:: Rows from a dataset ::
--------------------------------

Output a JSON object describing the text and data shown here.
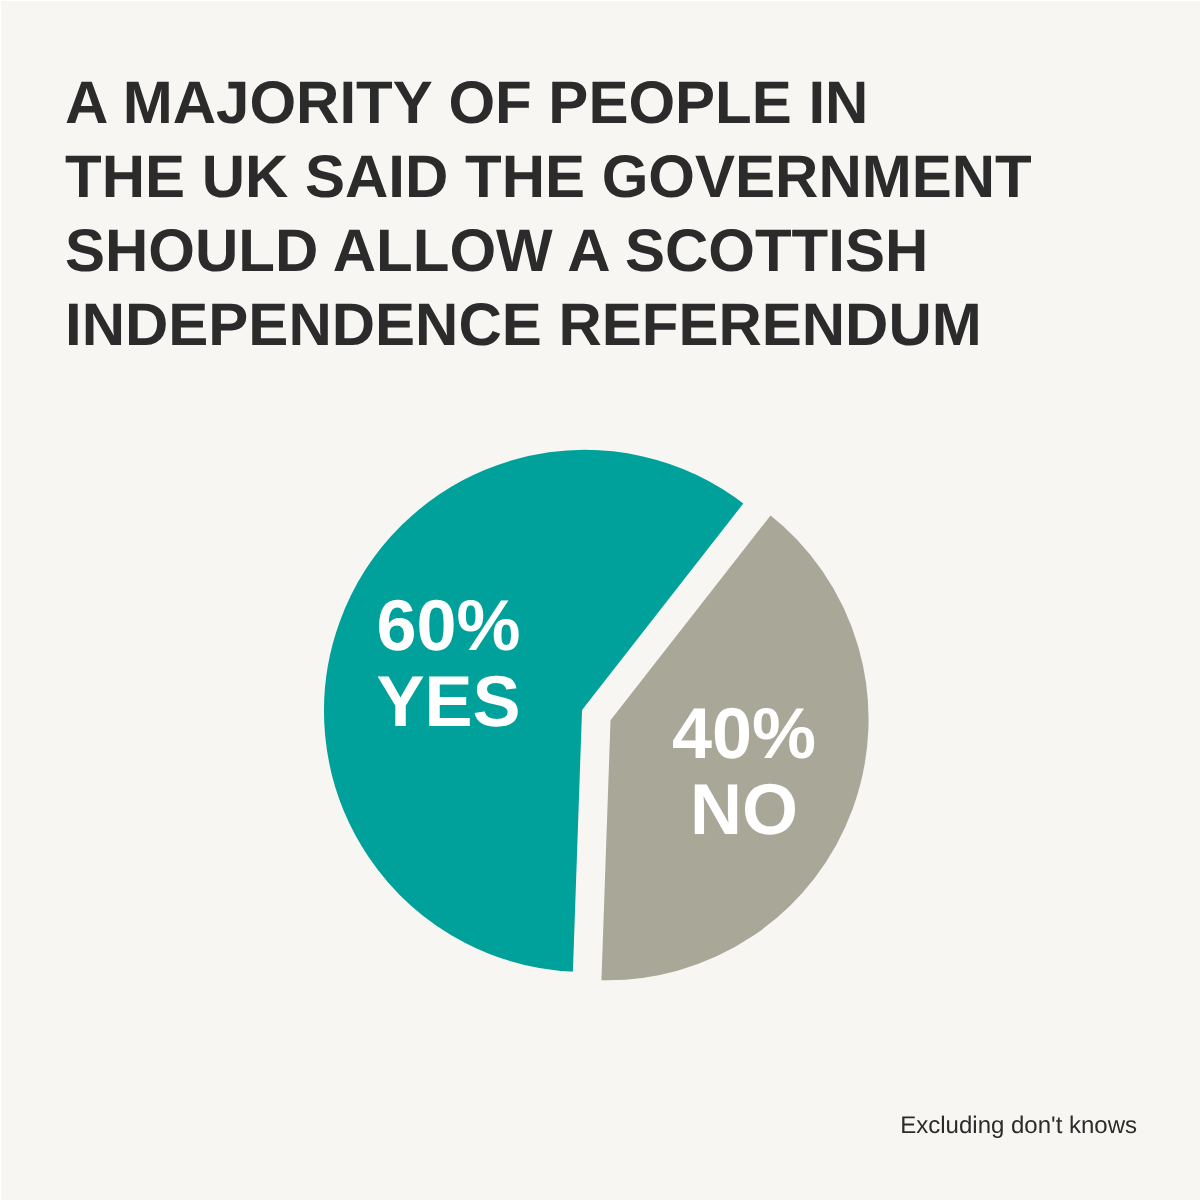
{
  "chart_data": {
    "type": "pie",
    "title": "A MAJORITY OF PEOPLE IN THE UK SAID THE GOVERNMENT SHOULD ALLOW A SCOTTISH INDEPENDENCE REFERENDUM",
    "categories": [
      "YES",
      "NO"
    ],
    "values": [
      60,
      40
    ],
    "colors": [
      "#00a19a",
      "#a9a797"
    ],
    "value_labels": [
      "60%",
      "40%"
    ],
    "annotations": [
      "Excluding don't knows"
    ]
  }
}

--------------------------------

:: GOAL OF THE EXERCISE ::
Give back the whole listing as it stands, minus its pictures.

:: SOLUTION TO THE PROBLEM ::
Output a JSON object describing the text and data shown here.
{
  "chart_data": {
    "type": "pie",
    "title": "A MAJORITY OF PEOPLE IN THE UK SAID THE GOVERNMENT SHOULD ALLOW A SCOTTISH INDEPENDENCE REFERENDUM",
    "categories": [
      "YES",
      "NO"
    ],
    "values": [
      60,
      40
    ],
    "colors": [
      "#00a19a",
      "#a9a797"
    ],
    "value_labels": [
      "60%",
      "40%"
    ],
    "annotations": [
      "Excluding don't knows"
    ]
  }
}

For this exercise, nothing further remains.